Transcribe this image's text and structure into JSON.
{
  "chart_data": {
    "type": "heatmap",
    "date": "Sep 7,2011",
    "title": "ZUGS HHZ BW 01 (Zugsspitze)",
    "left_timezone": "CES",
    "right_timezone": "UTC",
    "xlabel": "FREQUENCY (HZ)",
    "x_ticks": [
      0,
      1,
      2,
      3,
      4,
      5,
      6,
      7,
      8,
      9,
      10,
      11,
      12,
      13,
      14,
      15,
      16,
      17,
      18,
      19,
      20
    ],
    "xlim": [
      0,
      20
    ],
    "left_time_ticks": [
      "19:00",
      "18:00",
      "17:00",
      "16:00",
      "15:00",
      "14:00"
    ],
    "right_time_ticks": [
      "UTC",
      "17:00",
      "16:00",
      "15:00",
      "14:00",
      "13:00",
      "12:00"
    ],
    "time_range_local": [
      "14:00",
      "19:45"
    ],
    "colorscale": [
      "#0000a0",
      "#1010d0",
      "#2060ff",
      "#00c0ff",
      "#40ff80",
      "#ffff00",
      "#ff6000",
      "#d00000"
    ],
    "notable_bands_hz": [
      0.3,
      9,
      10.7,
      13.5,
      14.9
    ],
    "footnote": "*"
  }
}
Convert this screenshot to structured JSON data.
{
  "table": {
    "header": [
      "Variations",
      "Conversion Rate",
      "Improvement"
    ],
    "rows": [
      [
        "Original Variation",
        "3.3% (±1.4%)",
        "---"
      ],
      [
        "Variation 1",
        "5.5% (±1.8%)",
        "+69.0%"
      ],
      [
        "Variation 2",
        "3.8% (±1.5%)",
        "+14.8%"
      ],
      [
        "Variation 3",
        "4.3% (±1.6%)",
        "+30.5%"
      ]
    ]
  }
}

+++

* **GIVEN INSTRUCTION**
Only the lines from the one containing "Convert this screenshot" through the end of the material should be reproduced, exactly, with both ends included.

* **PROBLEM SOLUTION**
Convert this screenshot to structured JSON data.
{
  "table": {
    "header": [
      "Variations",
      "Conversion Rate",
      "Improvement"
    ],
    "rows": [
      [
        "Original Variation",
        "3.3% (±1.4%)",
        "---"
      ],
      [
        "Variation 1",
        "5.5% (±1.8%)",
        "+69.0%"
      ],
      [
        "Variation 2",
        "3.8% (±1.5%)",
        "+14.8%"
      ],
      [
        "Variation 3",
        "4.3% (±1.6%)",
        "+30.5%"
      ]
    ]
  }
}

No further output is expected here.